**Goal:** Check every line of the material below for the string "page", and return the ones that have it.

**Records to process:**
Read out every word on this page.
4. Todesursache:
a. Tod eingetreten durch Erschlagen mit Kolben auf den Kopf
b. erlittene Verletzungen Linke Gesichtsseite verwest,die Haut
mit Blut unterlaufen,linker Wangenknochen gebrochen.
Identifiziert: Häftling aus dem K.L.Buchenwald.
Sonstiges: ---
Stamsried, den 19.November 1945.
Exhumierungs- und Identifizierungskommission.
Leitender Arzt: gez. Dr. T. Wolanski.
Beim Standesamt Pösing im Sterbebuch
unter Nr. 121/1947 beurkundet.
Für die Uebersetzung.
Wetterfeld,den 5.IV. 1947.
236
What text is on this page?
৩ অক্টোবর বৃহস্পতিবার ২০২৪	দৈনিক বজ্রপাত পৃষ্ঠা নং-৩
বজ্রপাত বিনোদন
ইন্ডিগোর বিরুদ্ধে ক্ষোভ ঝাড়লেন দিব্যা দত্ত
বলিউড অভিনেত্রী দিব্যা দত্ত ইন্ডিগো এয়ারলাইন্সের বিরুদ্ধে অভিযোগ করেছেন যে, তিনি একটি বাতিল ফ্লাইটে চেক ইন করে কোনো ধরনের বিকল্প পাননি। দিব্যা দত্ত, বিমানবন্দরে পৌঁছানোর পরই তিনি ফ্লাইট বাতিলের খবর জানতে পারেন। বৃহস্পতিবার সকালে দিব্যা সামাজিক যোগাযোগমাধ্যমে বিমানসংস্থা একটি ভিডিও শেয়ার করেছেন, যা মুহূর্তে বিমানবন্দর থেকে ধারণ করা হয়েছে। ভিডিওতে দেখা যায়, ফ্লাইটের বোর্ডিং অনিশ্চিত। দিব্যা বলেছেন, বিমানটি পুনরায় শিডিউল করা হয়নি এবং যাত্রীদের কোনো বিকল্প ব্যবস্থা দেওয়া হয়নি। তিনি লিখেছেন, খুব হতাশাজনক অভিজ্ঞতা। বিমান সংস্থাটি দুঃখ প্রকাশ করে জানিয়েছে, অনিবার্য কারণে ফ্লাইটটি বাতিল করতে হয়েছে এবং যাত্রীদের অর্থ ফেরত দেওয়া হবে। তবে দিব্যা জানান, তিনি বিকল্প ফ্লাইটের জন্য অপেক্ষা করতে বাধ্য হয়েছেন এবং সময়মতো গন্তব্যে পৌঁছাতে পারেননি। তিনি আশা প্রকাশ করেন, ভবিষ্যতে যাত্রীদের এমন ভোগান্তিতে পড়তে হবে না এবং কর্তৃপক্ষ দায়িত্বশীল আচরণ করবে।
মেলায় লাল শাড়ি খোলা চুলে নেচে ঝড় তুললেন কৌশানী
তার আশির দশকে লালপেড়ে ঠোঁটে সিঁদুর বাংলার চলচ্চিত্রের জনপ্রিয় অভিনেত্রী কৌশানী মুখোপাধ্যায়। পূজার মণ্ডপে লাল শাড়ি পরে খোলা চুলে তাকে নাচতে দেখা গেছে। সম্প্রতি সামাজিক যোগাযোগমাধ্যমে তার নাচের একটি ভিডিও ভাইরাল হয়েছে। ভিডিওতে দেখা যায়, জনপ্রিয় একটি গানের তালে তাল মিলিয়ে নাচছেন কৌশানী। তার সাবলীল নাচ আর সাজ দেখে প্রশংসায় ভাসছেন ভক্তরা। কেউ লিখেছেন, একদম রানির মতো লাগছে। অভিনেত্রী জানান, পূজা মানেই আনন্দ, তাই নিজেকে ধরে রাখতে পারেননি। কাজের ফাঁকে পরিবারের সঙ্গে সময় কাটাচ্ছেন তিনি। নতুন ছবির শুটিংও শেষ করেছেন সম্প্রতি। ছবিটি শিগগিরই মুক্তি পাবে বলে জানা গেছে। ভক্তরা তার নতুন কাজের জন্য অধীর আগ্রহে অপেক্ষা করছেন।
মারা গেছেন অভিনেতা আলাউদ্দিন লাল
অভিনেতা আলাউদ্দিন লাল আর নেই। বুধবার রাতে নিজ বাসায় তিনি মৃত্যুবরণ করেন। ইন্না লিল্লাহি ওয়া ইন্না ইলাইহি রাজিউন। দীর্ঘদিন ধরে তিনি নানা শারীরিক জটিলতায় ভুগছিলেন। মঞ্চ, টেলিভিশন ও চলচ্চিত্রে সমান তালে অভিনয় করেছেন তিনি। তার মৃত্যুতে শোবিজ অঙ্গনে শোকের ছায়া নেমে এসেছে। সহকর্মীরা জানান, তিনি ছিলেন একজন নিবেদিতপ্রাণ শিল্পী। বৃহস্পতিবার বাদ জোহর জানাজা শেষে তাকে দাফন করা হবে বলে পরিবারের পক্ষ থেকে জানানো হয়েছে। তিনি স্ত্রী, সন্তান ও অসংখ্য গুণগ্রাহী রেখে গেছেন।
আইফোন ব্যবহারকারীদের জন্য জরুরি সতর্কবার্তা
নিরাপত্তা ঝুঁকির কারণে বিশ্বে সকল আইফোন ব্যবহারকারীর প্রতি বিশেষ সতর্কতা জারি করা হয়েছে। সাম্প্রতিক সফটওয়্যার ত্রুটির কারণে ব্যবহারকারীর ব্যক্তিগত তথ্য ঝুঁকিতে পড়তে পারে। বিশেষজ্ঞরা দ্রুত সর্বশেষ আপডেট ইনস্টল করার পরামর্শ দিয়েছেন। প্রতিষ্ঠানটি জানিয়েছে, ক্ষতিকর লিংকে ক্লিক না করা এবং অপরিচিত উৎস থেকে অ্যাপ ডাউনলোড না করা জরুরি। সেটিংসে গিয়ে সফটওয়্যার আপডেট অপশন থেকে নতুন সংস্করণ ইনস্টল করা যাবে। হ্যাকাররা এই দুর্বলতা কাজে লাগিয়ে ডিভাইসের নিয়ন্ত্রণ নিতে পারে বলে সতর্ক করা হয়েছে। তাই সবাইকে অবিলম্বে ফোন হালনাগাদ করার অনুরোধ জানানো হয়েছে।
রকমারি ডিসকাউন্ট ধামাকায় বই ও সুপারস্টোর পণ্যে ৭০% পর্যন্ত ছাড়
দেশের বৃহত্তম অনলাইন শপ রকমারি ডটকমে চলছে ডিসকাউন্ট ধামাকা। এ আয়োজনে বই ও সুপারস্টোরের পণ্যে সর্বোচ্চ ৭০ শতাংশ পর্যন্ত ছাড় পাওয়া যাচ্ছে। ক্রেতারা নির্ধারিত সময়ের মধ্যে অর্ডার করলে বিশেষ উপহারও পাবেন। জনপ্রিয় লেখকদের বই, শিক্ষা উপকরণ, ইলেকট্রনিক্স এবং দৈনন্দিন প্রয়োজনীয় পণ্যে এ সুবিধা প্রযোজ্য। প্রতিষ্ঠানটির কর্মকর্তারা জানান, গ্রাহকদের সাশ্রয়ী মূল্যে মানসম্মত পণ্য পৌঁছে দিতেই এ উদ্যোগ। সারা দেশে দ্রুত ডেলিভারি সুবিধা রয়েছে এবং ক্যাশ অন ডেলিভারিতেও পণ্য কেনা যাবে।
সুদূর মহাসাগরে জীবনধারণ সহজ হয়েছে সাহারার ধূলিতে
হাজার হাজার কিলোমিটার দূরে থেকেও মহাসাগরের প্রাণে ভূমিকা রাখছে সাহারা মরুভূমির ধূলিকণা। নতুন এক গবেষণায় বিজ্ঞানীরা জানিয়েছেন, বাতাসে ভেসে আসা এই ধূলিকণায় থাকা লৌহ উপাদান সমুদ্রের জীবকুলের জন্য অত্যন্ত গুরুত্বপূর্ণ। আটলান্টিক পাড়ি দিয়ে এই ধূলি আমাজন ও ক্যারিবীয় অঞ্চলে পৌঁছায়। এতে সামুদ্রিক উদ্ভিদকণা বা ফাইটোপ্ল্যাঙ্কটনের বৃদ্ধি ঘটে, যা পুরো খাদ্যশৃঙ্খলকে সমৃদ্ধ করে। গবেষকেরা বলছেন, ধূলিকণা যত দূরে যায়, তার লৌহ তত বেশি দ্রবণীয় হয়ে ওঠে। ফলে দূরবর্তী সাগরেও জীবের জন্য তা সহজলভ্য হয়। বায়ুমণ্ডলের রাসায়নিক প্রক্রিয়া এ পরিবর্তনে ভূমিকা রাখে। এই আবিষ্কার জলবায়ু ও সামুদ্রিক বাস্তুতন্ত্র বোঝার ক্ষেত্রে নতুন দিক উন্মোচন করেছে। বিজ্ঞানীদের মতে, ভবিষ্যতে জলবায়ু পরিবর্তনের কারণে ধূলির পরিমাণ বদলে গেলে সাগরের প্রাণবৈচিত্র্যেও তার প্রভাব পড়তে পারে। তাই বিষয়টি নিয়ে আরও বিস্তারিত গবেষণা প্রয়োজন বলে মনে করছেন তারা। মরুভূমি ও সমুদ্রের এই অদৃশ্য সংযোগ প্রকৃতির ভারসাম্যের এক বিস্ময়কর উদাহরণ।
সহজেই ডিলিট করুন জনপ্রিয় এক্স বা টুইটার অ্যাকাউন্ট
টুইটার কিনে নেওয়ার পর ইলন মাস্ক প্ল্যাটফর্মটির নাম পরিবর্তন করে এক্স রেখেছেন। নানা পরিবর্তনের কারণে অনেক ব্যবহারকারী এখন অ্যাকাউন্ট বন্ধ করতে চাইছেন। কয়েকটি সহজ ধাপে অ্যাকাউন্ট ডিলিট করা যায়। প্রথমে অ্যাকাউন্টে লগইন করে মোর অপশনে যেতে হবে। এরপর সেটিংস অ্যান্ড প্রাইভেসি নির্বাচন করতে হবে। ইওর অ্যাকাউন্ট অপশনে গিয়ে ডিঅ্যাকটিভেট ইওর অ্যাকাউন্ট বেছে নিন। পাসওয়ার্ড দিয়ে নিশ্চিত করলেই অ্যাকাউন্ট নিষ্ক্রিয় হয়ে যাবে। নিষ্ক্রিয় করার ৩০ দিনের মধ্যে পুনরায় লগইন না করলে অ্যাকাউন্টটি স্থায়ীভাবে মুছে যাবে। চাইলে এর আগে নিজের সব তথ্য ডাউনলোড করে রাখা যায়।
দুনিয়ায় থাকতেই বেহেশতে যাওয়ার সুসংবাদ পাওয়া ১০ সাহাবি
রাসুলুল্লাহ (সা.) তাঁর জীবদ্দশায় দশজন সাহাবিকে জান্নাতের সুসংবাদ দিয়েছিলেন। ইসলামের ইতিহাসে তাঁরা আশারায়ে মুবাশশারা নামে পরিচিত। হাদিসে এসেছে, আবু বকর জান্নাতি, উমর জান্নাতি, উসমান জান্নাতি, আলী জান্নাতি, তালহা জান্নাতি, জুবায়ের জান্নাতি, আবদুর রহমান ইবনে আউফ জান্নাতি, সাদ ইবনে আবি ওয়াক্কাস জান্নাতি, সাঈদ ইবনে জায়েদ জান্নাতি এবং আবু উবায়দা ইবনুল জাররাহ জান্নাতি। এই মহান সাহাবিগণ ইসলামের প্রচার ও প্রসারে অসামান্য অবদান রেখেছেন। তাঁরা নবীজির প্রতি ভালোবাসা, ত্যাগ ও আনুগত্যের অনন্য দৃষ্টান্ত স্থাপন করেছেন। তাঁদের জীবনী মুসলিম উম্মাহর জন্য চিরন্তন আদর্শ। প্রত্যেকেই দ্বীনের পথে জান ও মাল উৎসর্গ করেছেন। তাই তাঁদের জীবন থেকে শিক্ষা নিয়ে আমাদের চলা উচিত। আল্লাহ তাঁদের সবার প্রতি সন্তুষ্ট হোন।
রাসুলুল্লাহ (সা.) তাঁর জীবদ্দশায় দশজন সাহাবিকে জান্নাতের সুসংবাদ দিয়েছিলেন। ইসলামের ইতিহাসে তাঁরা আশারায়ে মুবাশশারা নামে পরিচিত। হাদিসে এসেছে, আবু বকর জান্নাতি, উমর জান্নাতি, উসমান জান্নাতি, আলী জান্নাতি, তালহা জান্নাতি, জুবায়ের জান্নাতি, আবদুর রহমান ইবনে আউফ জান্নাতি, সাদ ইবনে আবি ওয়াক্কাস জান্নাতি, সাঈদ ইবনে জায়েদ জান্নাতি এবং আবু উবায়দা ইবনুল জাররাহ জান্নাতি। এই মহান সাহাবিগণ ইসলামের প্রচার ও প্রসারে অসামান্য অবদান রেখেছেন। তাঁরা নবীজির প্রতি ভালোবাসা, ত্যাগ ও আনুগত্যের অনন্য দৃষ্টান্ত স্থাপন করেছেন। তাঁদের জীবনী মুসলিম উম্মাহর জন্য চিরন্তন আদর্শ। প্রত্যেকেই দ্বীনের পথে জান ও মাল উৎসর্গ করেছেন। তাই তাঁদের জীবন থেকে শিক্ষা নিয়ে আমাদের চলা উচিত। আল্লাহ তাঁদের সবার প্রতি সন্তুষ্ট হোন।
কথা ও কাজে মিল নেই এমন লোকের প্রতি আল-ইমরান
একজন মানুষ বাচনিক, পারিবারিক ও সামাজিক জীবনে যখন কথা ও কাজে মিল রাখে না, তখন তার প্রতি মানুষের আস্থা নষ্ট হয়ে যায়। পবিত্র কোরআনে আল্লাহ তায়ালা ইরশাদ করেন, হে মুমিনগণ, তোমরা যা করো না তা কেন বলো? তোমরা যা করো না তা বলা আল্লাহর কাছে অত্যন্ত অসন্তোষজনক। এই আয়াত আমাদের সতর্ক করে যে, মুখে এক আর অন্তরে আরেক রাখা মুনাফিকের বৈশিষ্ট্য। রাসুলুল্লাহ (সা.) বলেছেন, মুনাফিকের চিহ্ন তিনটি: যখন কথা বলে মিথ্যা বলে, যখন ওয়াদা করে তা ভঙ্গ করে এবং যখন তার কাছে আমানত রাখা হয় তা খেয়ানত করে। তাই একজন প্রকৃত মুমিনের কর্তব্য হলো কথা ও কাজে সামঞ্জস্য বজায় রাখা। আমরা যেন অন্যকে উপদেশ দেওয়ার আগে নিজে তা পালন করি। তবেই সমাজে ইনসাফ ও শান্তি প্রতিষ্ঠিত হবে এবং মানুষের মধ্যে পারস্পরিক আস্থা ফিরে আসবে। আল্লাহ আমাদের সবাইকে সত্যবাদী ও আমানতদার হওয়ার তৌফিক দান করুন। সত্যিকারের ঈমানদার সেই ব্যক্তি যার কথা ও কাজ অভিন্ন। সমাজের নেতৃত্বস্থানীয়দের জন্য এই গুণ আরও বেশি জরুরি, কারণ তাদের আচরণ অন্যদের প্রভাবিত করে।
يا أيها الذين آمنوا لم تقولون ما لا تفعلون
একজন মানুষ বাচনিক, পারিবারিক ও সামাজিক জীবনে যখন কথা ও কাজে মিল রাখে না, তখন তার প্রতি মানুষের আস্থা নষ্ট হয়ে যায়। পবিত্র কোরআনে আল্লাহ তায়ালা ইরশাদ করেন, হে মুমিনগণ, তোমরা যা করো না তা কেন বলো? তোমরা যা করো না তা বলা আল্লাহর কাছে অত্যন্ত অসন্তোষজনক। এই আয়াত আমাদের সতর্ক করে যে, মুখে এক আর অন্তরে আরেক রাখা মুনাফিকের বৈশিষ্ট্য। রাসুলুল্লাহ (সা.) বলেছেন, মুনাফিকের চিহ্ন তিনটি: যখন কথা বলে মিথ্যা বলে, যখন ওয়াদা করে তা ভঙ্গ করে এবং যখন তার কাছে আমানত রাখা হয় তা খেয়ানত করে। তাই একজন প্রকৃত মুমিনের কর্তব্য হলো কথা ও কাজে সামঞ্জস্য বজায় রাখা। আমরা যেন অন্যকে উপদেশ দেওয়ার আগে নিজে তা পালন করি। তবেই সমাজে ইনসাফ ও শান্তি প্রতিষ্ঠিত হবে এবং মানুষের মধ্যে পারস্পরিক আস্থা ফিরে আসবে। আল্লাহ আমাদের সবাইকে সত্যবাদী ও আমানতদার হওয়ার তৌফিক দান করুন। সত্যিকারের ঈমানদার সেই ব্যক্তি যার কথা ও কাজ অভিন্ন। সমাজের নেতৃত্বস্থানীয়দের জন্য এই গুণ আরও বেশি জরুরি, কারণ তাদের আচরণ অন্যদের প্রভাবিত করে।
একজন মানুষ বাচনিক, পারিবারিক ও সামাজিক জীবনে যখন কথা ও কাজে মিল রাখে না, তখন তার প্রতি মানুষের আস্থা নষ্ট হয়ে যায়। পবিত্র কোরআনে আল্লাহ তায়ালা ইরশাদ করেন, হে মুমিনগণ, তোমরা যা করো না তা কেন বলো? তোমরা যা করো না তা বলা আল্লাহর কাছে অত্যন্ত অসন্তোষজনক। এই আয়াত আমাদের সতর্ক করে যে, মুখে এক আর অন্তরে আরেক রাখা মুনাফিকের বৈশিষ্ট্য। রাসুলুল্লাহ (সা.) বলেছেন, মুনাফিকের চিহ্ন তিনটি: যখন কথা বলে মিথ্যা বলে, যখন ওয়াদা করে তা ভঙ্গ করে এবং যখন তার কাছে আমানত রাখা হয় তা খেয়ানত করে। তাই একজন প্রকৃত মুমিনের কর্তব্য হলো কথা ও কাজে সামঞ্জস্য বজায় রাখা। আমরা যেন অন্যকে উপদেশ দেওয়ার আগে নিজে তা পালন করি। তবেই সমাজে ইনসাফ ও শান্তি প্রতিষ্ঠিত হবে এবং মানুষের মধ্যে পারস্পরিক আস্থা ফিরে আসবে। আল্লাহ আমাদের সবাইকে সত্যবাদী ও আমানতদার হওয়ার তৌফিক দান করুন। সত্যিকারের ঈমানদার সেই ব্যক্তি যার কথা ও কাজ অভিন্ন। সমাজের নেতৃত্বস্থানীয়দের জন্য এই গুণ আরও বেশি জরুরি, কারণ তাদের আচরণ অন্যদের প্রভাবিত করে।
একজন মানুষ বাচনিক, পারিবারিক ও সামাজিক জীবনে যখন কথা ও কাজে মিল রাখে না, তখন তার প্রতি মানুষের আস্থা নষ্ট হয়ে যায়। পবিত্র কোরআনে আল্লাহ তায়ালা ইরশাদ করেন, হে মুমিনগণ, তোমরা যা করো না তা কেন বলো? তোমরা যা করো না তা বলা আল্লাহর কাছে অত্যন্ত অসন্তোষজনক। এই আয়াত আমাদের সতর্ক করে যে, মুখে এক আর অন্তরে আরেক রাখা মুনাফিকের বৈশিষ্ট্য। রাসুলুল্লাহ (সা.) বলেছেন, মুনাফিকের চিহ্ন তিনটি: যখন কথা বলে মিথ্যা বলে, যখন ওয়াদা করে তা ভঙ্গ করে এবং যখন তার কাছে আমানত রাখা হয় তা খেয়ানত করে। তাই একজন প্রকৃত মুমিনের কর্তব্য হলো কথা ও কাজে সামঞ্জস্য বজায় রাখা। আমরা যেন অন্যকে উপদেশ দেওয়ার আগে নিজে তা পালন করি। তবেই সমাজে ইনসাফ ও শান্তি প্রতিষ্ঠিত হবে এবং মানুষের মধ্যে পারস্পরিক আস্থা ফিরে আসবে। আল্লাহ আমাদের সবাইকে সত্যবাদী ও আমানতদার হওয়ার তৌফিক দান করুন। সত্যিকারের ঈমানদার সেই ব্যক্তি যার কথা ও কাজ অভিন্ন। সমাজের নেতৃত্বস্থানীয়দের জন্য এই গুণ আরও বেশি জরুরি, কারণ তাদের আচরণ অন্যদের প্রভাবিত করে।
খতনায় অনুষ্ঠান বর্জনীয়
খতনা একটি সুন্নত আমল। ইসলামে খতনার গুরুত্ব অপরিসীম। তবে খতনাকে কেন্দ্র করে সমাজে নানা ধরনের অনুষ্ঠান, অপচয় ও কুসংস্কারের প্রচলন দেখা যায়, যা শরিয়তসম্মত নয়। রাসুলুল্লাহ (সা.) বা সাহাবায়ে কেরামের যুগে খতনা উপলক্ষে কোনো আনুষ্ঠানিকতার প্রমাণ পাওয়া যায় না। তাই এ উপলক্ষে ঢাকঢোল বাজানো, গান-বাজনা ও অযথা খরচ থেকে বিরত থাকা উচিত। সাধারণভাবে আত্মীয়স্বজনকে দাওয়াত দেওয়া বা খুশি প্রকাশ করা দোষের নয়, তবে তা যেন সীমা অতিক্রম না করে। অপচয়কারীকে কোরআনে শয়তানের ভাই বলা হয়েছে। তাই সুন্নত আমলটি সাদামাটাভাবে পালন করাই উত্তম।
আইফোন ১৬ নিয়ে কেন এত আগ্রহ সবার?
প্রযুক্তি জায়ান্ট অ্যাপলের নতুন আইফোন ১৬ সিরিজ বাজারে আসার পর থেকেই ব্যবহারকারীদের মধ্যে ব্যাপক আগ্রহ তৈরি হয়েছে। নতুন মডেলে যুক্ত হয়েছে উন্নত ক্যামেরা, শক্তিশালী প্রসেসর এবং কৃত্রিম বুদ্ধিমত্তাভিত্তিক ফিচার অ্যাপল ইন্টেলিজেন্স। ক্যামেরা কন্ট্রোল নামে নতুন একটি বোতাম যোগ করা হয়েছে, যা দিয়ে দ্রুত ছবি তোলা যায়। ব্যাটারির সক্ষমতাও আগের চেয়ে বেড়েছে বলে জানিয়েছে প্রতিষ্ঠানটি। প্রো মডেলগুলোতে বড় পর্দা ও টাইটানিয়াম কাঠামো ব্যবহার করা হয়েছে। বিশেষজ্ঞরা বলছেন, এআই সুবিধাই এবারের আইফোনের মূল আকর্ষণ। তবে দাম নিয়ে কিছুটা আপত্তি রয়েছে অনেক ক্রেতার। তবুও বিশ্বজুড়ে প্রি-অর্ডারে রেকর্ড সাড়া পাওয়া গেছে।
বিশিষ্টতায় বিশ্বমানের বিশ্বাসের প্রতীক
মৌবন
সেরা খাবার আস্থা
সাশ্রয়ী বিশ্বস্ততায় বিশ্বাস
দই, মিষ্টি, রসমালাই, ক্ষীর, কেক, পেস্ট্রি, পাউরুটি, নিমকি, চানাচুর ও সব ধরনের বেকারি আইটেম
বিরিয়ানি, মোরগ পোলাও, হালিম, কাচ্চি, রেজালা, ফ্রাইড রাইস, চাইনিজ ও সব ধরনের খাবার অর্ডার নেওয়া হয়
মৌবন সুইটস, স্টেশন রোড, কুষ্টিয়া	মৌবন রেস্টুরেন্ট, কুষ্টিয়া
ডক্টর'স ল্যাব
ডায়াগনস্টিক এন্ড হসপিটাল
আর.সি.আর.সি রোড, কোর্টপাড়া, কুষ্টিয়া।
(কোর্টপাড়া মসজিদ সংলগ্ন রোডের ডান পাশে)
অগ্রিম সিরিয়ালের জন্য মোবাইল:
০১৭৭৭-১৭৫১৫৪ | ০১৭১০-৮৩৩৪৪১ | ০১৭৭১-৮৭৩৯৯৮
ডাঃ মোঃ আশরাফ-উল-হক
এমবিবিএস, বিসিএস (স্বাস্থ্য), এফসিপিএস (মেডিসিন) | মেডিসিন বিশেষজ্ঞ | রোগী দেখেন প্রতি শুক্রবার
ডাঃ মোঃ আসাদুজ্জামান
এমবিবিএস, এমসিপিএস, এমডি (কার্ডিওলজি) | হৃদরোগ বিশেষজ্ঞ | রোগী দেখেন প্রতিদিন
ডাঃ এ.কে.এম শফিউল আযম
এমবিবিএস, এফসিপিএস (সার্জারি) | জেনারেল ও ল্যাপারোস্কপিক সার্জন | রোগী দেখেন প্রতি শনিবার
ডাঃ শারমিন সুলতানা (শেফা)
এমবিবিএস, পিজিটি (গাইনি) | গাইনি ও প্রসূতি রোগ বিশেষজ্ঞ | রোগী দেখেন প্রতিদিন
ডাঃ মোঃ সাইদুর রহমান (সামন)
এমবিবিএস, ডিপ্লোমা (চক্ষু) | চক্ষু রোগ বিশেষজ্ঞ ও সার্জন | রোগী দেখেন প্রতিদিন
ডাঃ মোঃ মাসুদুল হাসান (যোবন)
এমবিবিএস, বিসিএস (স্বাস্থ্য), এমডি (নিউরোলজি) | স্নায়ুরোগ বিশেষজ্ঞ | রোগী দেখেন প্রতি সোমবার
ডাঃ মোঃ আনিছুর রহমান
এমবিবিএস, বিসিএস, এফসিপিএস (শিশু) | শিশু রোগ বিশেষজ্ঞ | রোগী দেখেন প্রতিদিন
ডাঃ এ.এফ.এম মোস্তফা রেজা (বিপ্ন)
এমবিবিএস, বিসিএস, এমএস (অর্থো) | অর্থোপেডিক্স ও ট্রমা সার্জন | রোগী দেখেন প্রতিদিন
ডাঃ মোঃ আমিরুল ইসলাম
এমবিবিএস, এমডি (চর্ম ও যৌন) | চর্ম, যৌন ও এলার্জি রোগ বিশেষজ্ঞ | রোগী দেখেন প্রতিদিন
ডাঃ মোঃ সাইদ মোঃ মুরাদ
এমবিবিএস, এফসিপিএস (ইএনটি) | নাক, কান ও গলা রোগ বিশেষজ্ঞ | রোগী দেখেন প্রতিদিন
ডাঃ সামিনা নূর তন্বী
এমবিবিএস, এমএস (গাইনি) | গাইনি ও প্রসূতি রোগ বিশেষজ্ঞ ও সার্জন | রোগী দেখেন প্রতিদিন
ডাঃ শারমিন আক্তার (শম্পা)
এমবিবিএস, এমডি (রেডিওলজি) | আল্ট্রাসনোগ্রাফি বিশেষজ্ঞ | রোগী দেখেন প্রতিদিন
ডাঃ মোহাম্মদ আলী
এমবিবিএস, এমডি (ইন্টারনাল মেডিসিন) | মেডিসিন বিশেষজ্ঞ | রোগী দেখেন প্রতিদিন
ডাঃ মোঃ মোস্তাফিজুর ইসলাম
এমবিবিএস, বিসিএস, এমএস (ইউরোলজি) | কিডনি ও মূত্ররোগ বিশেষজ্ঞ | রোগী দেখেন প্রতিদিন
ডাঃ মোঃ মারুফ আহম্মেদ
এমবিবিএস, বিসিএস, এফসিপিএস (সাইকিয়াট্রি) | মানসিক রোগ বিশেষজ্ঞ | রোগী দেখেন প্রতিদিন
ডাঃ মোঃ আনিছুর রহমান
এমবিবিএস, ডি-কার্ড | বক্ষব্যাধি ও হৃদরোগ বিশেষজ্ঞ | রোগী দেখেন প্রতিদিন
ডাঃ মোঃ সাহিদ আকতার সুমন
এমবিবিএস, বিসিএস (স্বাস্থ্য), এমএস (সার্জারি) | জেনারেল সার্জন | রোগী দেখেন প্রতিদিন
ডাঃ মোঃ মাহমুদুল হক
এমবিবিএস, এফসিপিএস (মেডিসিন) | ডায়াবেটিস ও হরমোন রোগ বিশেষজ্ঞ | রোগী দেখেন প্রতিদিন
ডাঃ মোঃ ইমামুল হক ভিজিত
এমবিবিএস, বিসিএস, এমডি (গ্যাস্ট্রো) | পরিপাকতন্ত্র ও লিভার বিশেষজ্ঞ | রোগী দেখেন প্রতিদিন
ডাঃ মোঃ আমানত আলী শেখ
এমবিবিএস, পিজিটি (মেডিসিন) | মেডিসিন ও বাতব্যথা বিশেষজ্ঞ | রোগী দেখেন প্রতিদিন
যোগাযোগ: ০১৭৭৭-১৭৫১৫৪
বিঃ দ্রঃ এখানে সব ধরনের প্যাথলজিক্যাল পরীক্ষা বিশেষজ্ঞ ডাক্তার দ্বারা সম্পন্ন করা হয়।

**Solution to this exercise:**
Read out every word on this page.
What text is on this page?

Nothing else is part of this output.